● **Supplied entries**
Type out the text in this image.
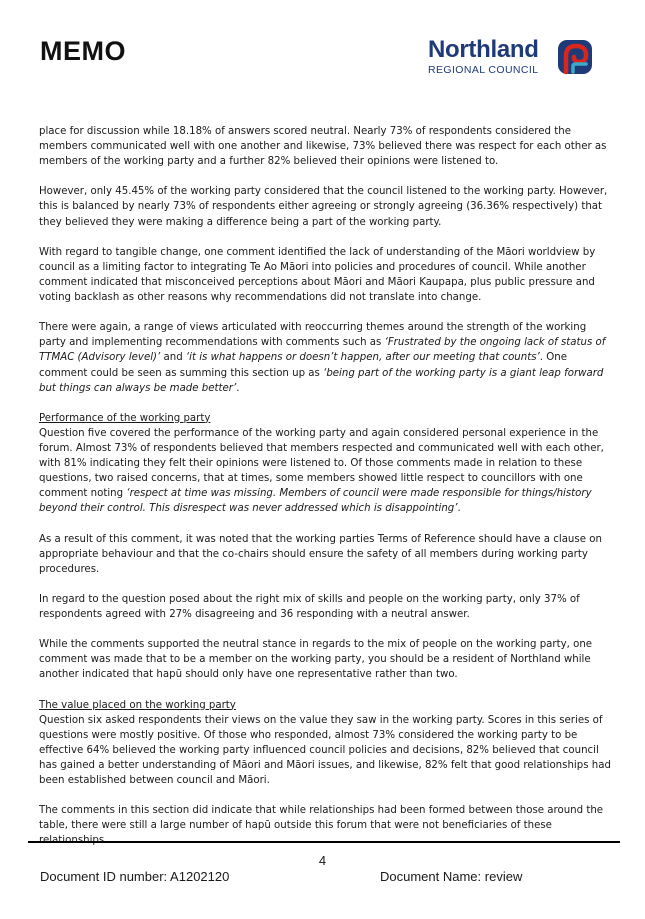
MEMO	Northland
REGIONAL COUNCIL

place for discussion while 18.18% of answers scored neutral. Nearly 73% of respondents considered the members communicated well with one another and likewise, 73% believed there was respect for each other as members of the working party and a further 82% believed their opinions were listened to.

However, only 45.45% of the working party considered that the council listened to the working party. However, this is balanced by nearly 73% of respondents either agreeing or strongly agreeing (36.36% respectively) that they believed they were making a difference being a part of the working party.

With regard to tangible change, one comment identified the lack of understanding of the Māori worldview by council as a limiting factor to integrating Te Ao Māori into policies and procedures of council. While another comment indicated that misconceived perceptions about Māori and Māori Kaupapa, plus public pressure and voting backlash as other reasons why recommendations did not translate into change.

There were again, a range of views articulated with reoccurring themes around the strength of the working party and implementing recommendations with comments such as ‘Frustrated by the ongoing lack of status of TTMAC (Advisory level)’ and ‘it is what happens or doesn’t happen, after our meeting that counts’. One comment could be seen as summing this section up as ‘being part of the working party is a giant leap forward but things can always be made better’.

Performance of the working party

Question five covered the performance of the working party and again considered personal experience in the forum. Almost 73% of respondents believed that members respected and communicated well with each other, with 81% indicating they felt their opinions were listened to. Of those comments made in relation to these questions, two raised concerns, that at times, some members showed little respect to councillors with one comment noting ‘respect at time was missing. Members of council were made responsible for things/history beyond their control. This disrespect was never addressed which is disappointing’.

As a result of this comment, it was noted that the working parties Terms of Reference should have a clause on appropriate behaviour and that the co-chairs should ensure the safety of all members during working party procedures.

In regard to the question posed about the right mix of skills and people on the working party, only 37% of respondents agreed with 27% disagreeing and 36 responding with a neutral answer.

While the comments supported the neutral stance in regards to the mix of people on the working party, one comment was made that to be a member on the working party, you should be a resident of Northland while another indicated that hapū should only have one representative rather than two.

The value placed on the working party

Question six asked respondents their views on the value they saw in the working party. Scores in this series of questions were mostly positive. Of those who responded, almost 73% considered the working party to be effective 64% believed the working party influenced council policies and decisions, 82% believed that council has gained a better understanding of Māori and Māori issues, and likewise, 82% felt that good relationships had been established between council and Māori.

The comments in this section did indicate that while relationships had been formed between those around the table, there were still a large number of hapū outside this forum that were not beneficiaries of these relationships.

4
Document ID number: A1202120	Document Name: review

● **Work required**
Copy each line of the listing that includes "people".

● **Exercise solution**
In regard to the question posed about the right mix of skills and people on the working party, only 37% of respondents agreed with 27% disagreeing and 36 responding with a neutral answer.
While the comments supported the neutral stance in regards to the mix of people on the working party, one comment was made that to be a member on the working party, you should be a resident of Northland while another indicated that hapū should only have one representative rather than two.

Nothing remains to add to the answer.